## BEGIN TASK INPUTS

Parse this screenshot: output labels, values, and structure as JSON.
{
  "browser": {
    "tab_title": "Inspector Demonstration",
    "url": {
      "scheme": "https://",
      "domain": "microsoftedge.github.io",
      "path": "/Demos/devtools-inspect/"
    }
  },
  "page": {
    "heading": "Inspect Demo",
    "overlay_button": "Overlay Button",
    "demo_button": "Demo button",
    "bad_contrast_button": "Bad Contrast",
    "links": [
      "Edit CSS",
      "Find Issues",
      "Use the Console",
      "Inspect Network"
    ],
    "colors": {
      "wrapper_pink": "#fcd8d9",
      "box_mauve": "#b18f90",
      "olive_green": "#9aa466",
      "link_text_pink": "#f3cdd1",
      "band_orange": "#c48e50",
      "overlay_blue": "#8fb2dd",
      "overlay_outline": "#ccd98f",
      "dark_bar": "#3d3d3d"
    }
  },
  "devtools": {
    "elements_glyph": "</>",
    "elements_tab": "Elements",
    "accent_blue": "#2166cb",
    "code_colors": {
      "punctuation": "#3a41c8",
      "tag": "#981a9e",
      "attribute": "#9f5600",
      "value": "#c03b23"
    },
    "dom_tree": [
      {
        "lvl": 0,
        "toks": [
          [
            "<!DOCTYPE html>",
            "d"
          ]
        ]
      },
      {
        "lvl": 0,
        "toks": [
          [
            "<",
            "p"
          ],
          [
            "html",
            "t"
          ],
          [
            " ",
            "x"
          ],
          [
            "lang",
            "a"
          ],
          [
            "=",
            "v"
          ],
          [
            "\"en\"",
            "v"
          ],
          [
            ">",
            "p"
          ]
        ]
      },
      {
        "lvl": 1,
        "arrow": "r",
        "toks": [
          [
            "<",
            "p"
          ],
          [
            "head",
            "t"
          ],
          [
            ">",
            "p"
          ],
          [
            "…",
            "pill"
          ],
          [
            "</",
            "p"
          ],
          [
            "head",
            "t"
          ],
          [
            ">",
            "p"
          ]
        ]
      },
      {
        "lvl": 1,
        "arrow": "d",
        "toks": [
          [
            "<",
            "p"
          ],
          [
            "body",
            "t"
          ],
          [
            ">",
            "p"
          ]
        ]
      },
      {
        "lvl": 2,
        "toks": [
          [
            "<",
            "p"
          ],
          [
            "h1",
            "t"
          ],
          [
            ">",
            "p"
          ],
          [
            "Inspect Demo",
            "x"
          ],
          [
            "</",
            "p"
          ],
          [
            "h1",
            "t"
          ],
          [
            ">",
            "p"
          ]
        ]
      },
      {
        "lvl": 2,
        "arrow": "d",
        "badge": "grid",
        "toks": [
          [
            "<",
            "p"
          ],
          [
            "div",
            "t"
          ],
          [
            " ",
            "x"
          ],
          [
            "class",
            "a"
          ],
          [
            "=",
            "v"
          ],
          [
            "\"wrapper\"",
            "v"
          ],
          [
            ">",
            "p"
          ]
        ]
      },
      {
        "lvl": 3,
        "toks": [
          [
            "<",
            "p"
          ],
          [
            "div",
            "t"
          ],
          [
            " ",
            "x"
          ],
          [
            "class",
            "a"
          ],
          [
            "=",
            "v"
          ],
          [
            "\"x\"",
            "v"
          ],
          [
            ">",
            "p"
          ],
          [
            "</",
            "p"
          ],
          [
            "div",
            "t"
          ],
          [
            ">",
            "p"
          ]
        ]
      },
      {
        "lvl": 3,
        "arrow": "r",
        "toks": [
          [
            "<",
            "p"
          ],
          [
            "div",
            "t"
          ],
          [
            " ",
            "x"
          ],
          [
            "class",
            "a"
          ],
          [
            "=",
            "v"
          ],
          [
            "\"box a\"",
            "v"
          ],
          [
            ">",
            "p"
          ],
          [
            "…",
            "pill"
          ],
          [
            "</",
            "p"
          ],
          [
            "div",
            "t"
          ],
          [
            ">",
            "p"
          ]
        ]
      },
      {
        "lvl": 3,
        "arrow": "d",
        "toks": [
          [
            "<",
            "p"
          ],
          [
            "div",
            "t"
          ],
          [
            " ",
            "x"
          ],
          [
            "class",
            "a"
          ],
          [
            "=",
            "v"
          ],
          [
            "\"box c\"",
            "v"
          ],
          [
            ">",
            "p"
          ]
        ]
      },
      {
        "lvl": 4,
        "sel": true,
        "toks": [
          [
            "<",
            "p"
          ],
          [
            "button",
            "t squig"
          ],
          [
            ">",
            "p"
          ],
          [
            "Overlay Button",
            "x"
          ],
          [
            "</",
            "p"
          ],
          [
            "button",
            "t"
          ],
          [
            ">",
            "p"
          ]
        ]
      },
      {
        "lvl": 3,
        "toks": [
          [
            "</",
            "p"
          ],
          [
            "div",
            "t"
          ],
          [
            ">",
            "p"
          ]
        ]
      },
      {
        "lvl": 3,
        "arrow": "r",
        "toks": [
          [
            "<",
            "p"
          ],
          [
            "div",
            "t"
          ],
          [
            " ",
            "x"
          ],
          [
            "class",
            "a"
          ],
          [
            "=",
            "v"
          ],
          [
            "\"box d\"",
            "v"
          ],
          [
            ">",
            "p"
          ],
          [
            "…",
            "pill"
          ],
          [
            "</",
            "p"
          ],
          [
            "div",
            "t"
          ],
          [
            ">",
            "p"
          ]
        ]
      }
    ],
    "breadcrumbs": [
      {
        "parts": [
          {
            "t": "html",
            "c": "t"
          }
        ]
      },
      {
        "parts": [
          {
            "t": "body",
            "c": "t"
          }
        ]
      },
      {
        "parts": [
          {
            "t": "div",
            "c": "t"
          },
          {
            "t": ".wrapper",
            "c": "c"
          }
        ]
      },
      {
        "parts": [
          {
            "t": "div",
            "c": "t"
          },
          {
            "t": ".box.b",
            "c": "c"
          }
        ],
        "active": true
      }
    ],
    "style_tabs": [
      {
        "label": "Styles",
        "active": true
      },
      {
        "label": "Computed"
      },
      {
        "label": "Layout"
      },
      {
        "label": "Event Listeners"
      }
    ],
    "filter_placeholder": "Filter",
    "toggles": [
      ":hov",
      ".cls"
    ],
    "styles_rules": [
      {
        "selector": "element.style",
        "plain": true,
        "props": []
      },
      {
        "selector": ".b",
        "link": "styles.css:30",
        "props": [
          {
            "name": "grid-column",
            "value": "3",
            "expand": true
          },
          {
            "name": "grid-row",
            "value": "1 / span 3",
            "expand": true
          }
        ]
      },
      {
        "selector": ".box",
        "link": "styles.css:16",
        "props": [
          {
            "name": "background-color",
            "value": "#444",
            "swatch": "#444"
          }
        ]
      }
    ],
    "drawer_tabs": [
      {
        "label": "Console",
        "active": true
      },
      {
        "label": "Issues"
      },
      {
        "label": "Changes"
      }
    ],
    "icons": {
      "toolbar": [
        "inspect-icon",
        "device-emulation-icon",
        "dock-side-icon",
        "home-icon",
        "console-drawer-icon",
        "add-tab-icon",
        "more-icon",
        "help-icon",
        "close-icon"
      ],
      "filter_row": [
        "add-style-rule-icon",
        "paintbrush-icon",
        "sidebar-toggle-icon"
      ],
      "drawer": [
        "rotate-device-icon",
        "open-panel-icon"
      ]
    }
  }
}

## END TASK INPUTS

§ STATED PROBLEM:
Take the data above and return it exactly.

§ ANSWER TO THE EXERCISE:
Parse this screenshot: output labels, values, and structure as JSON.
{
  "browser": {
    "tab_title": "Inspector Demonstration",
    "url": {
      "scheme": "https://",
      "domain": "microsoftedge.github.io",
      "path": "/Demos/devtools-inspect/"
    }
  },
  "page": {
    "heading": "Inspect Demo",
    "overlay_button": "Overlay Button",
    "demo_button": "Demo button",
    "bad_contrast_button": "Bad Contrast",
    "links": [
      "Edit CSS",
      "Find Issues",
      "Use the Console",
      "Inspect Network"
    ],
    "colors": {
      "wrapper_pink": "#fcd8d9",
      "box_mauve": "#b18f90",
      "olive_green": "#9aa466",
      "link_text_pink": "#f3cdd1",
      "band_orange": "#c48e50",
      "overlay_blue": "#8fb2dd",
      "overlay_outline": "#ccd98f",
      "dark_bar": "#3d3d3d"
    }
  },
  "devtools": {
    "elements_glyph": "</>",
    "elements_tab": "Elements",
    "accent_blue": "#2166cb",
    "code_colors": {
      "punctuation": "#3a41c8",
      "tag": "#981a9e",
      "attribute": "#9f5600",
      "value": "#c03b23"
    },
    "dom_tree": [
      {
        "lvl": 0,
        "toks": [
          [
            "<!DOCTYPE html>",
            "d"
          ]
        ]
      },
      {
        "lvl": 0,
        "toks": [
          [
            "<",
            "p"
          ],
          [
            "html",
            "t"
          ],
          [
            " ",
            "x"
          ],
          [
            "lang",
            "a"
          ],
          [
            "=",
            "v"
          ],
          [
            "\"en\"",
            "v"
          ],
          [
            ">",
            "p"
          ]
        ]
      },
      {
        "lvl": 1,
        "arrow": "r",
        "toks": [
          [
            "<",
            "p"
          ],
          [
            "head",
            "t"
          ],
          [
            ">",
            "p"
          ],
          [
            "…",
            "pill"
          ],
          [
            "</",
            "p"
          ],
          [
            "head",
            "t"
          ],
          [
            ">",
            "p"
          ]
        ]
      },
      {
        "lvl": 1,
        "arrow": "d",
        "toks": [
          [
            "<",
            "p"
          ],
          [
            "body",
            "t"
          ],
          [
            ">",
            "p"
          ]
        ]
      },
      {
        "lvl": 2,
        "toks": [
          [
            "<",
            "p"
          ],
          [
            "h1",
            "t"
          ],
          [
            ">",
            "p"
          ],
          [
            "Inspect Demo",
            "x"
          ],
          [
            "</",
            "p"
          ],
          [
            "h1",
            "t"
          ],
          [
            ">",
            "p"
          ]
        ]
      },
      {
        "lvl": 2,
        "arrow": "d",
        "badge": "grid",
        "toks": [
          [
            "<",
            "p"
          ],
          [
            "div",
            "t"
          ],
          [
            " ",
            "x"
          ],
          [
            "class",
            "a"
          ],
          [
            "=",
            "v"
          ],
          [
            "\"wrapper\"",
            "v"
          ],
          [
            ">",
            "p"
          ]
        ]
      },
      {
        "lvl": 3,
        "toks": [
          [
            "<",
            "p"
          ],
          [
            "div",
            "t"
          ],
          [
            " ",
            "x"
          ],
          [
            "class",
            "a"
          ],
          [
            "=",
            "v"
          ],
          [
            "\"x\"",
            "v"
          ],
          [
            ">",
            "p"
          ],
          [
            "</",
            "p"
          ],
          [
            "div",
            "t"
          ],
          [
            ">",
            "p"
          ]
        ]
      },
      {
        "lvl": 3,
        "arrow": "r",
        "toks": [
          [
            "<",
            "p"
          ],
          [
            "div",
            "t"
          ],
          [
            " ",
            "x"
          ],
          [
            "class",
            "a"
          ],
          [
            "=",
            "v"
          ],
          [
            "\"box a\"",
            "v"
          ],
          [
            ">",
            "p"
          ],
          [
            "…",
            "pill"
          ],
          [
            "</",
            "p"
          ],
          [
            "div",
            "t"
          ],
          [
            ">",
            "p"
          ]
        ]
      },
      {
        "lvl": 3,
        "arrow": "d",
        "toks": [
          [
            "<",
            "p"
          ],
          [
            "div",
            "t"
          ],
          [
            " ",
            "x"
          ],
          [
            "class",
            "a"
          ],
          [
            "=",
            "v"
          ],
          [
            "\"box c\"",
            "v"
          ],
          [
            ">",
            "p"
          ]
        ]
      },
      {
        "lvl": 4,
        "sel": true,
        "toks": [
          [
            "<",
            "p"
          ],
          [
            "button",
            "t squig"
          ],
          [
            ">",
            "p"
          ],
          [
            "Overlay Button",
            "x"
          ],
          [
            "</",
            "p"
          ],
          [
            "button",
            "t"
          ],
          [
            ">",
            "p"
          ]
        ]
      },
      {
        "lvl": 3,
        "toks": [
          [
            "</",
            "p"
          ],
          [
            "div",
            "t"
          ],
          [
            ">",
            "p"
          ]
        ]
      },
      {
        "lvl": 3,
        "arrow": "r",
        "toks": [
          [
            "<",
            "p"
          ],
          [
            "div",
            "t"
          ],
          [
            " ",
            "x"
          ],
          [
            "class",
            "a"
          ],
          [
            "=",
            "v"
          ],
          [
            "\"box d\"",
            "v"
          ],
          [
            ">",
            "p"
          ],
          [
            "…",
            "pill"
          ],
          [
            "</",
            "p"
          ],
          [
            "div",
            "t"
          ],
          [
            ">",
            "p"
          ]
        ]
      }
    ],
    "breadcrumbs": [
      {
        "parts": [
          {
            "t": "html",
            "c": "t"
          }
        ]
      },
      {
        "parts": [
          {
            "t": "body",
            "c": "t"
          }
        ]
      },
      {
        "parts": [
          {
            "t": "div",
            "c": "t"
          },
          {
            "t": ".wrapper",
            "c": "c"
          }
        ]
      },
      {
        "parts": [
          {
            "t": "div",
            "c": "t"
          },
          {
            "t": ".box.b",
            "c": "c"
          }
        ],
        "active": true
      }
    ],
    "style_tabs": [
      {
        "label": "Styles",
        "active": true
      },
      {
        "label": "Computed"
      },
      {
        "label": "Layout"
      },
      {
        "label": "Event Listeners"
      }
    ],
    "filter_placeholder": "Filter",
    "toggles": [
      ":hov",
      ".cls"
    ],
    "styles_rules": [
      {
        "selector": "element.style",
        "plain": true,
        "props": []
      },
      {
        "selector": ".b",
        "link": "styles.css:30",
        "props": [
          {
            "name": "grid-column",
            "value": "3",
            "expand": true
          },
          {
            "name": "grid-row",
            "value": "1 / span 3",
            "expand": true
          }
        ]
      },
      {
        "selector": ".box",
        "link": "styles.css:16",
        "props": [
          {
            "name": "background-color",
            "value": "#444",
            "swatch": "#444"
          }
        ]
      }
    ],
    "drawer_tabs": [
      {
        "label": "Console",
        "active": true
      },
      {
        "label": "Issues"
      },
      {
        "label": "Changes"
      }
    ],
    "icons": {
      "toolbar": [
        "inspect-icon",
        "device-emulation-icon",
        "dock-side-icon",
        "home-icon",
        "console-drawer-icon",
        "add-tab-icon",
        "more-icon",
        "help-icon",
        "close-icon"
      ],
      "filter_row": [
        "add-style-rule-icon",
        "paintbrush-icon",
        "sidebar-toggle-icon"
      ],
      "drawer": [
        "rotate-device-icon",
        "open-panel-icon"
      ]
    }
  }
}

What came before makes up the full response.